(Task objective)
Replace "data-point" with "point" in the lines between the one holding "Give me the" and the one holding "y-tick-label: 1 bbox=[183, 607, 191, 622]", inclusive, and give those lines back with nothing else changed. Leave the pictures out.

(Provided entries)

★ ★ ★ ★ ★

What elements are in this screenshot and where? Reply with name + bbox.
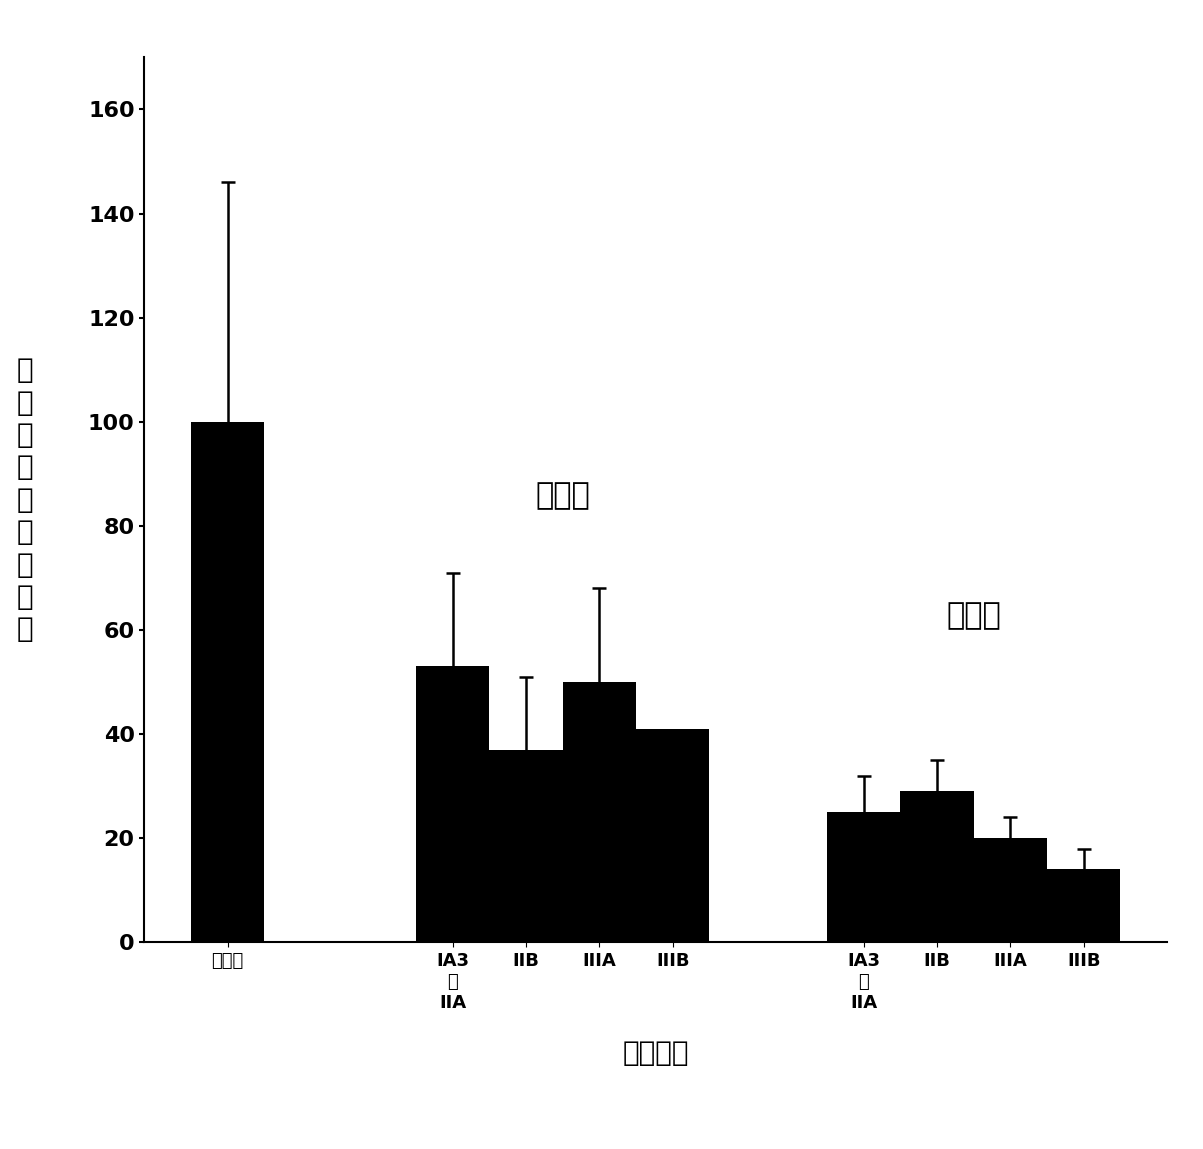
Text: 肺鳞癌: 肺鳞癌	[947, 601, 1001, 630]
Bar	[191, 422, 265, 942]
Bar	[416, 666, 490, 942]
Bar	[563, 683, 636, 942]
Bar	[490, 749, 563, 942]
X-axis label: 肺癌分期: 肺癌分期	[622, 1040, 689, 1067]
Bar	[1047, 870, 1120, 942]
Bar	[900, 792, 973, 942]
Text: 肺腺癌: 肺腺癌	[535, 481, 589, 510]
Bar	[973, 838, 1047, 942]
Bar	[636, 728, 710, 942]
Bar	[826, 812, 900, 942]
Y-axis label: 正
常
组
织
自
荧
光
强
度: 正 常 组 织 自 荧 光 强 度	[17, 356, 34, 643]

★ ★ ★ ★ ★

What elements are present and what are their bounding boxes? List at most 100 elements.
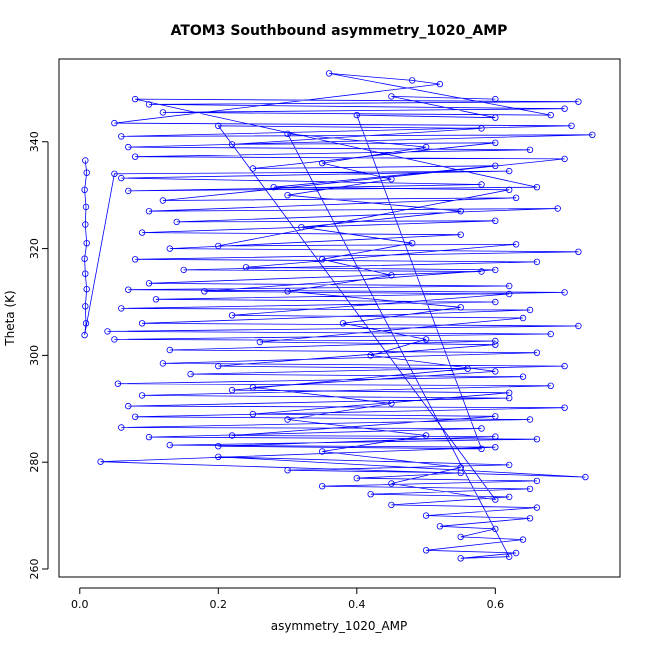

★ ★ ★ ★ ★

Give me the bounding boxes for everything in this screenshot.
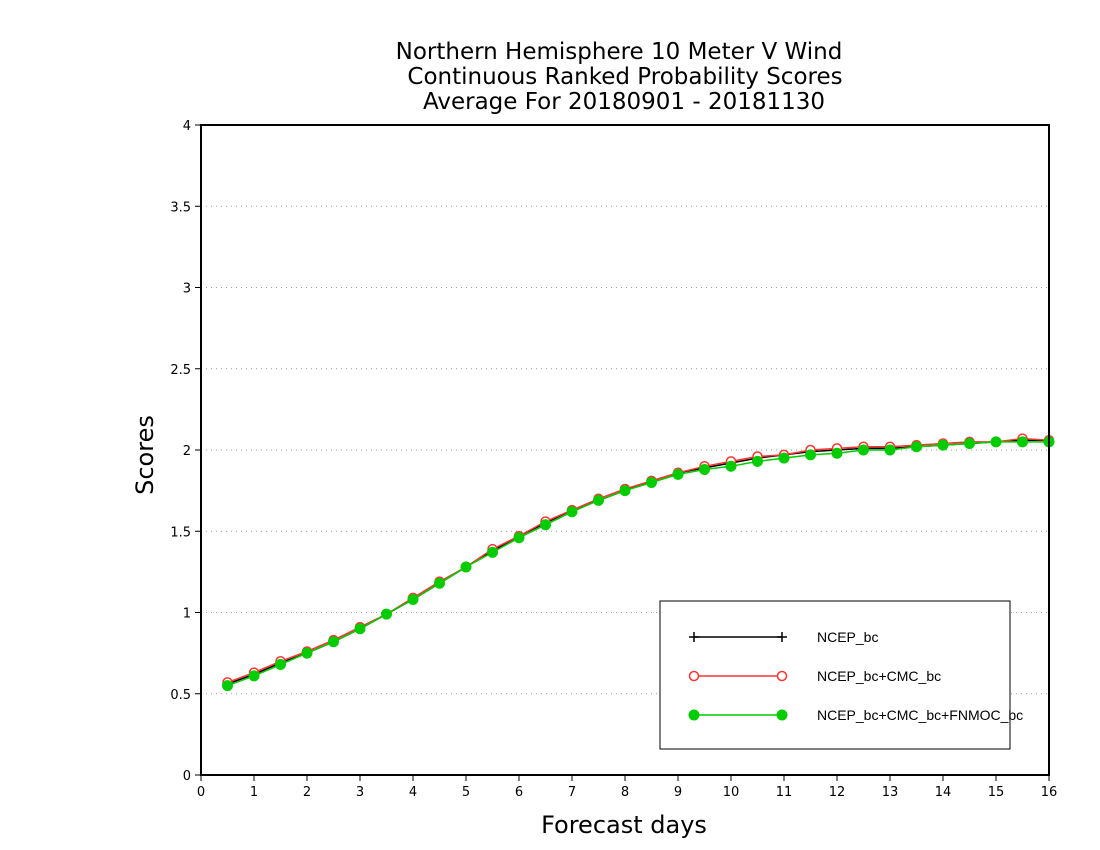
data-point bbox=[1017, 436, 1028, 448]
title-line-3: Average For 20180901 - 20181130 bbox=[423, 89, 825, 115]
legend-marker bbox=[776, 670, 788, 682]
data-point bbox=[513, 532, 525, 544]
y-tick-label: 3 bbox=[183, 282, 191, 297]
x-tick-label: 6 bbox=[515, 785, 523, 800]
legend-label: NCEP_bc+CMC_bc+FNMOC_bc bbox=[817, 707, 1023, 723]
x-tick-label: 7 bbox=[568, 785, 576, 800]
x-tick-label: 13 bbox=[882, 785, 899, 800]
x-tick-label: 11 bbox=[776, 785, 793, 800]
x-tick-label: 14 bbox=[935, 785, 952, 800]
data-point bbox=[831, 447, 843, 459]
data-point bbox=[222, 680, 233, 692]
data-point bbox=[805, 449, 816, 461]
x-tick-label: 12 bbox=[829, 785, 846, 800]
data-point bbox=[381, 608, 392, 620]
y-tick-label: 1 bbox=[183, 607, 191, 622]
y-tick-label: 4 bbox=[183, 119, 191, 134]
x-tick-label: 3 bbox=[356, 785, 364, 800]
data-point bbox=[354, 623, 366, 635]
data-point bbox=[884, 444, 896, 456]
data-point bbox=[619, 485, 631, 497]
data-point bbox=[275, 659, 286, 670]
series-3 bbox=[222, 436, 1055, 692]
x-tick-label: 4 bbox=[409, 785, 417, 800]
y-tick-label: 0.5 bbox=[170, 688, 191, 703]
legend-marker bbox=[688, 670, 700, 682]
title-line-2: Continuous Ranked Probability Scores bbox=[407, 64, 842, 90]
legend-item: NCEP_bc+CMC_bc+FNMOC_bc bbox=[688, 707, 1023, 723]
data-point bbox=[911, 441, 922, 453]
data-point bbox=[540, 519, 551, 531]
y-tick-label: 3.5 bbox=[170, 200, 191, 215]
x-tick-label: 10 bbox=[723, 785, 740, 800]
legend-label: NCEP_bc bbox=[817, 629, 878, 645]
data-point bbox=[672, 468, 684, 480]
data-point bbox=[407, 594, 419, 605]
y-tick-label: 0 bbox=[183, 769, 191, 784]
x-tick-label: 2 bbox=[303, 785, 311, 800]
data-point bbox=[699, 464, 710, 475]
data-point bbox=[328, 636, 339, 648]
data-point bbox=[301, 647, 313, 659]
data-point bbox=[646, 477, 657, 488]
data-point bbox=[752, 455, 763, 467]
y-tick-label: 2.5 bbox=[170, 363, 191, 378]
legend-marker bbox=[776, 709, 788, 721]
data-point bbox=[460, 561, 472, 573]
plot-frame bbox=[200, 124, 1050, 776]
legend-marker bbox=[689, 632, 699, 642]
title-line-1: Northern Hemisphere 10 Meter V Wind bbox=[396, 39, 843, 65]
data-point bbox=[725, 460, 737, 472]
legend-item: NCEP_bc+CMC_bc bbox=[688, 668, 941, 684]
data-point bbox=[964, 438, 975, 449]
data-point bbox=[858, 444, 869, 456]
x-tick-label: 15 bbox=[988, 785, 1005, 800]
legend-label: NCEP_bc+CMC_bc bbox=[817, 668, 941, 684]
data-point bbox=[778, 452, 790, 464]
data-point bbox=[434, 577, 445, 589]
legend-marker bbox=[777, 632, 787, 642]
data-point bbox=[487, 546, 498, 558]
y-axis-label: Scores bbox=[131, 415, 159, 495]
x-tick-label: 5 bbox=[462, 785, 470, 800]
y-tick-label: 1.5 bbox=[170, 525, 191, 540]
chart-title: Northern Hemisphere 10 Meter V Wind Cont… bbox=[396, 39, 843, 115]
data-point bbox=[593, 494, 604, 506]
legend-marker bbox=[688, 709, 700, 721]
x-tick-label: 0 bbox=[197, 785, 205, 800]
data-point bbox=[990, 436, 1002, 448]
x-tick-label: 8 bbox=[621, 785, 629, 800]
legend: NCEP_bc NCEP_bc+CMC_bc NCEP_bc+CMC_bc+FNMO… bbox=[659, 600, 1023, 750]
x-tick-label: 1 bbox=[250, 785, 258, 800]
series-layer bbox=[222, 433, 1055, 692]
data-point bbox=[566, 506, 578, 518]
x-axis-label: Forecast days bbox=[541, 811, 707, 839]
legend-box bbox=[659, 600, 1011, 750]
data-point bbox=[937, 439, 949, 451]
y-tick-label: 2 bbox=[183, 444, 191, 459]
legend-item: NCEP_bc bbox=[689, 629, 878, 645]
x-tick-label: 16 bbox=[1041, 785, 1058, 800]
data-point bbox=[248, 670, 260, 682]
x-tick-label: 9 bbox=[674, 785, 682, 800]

★ ★ ★ ★ ★

(Result for this exercise)
Give me the bounding boxes for everything in this screenshot.
point bbox=[1017, 436, 1028, 448]
title-line-3: Average For 20180901 - 20181130 bbox=[423, 89, 825, 115]
legend-marker bbox=[776, 670, 788, 682]
point bbox=[513, 532, 525, 544]
y-tick-label: 3 bbox=[183, 282, 191, 297]
x-tick-label: 6 bbox=[515, 785, 523, 800]
legend-label: NCEP_bc+CMC_bc+FNMOC_bc bbox=[817, 707, 1023, 723]
x-tick-label: 7 bbox=[568, 785, 576, 800]
x-tick-label: 13 bbox=[882, 785, 899, 800]
x-tick-label: 11 bbox=[776, 785, 793, 800]
x-tick-label: 14 bbox=[935, 785, 952, 800]
point bbox=[831, 447, 843, 459]
point bbox=[222, 680, 233, 692]
point bbox=[805, 449, 816, 461]
x-tick-label: 12 bbox=[829, 785, 846, 800]
point bbox=[381, 608, 392, 620]
y-tick-label: 1 bbox=[183, 607, 191, 622]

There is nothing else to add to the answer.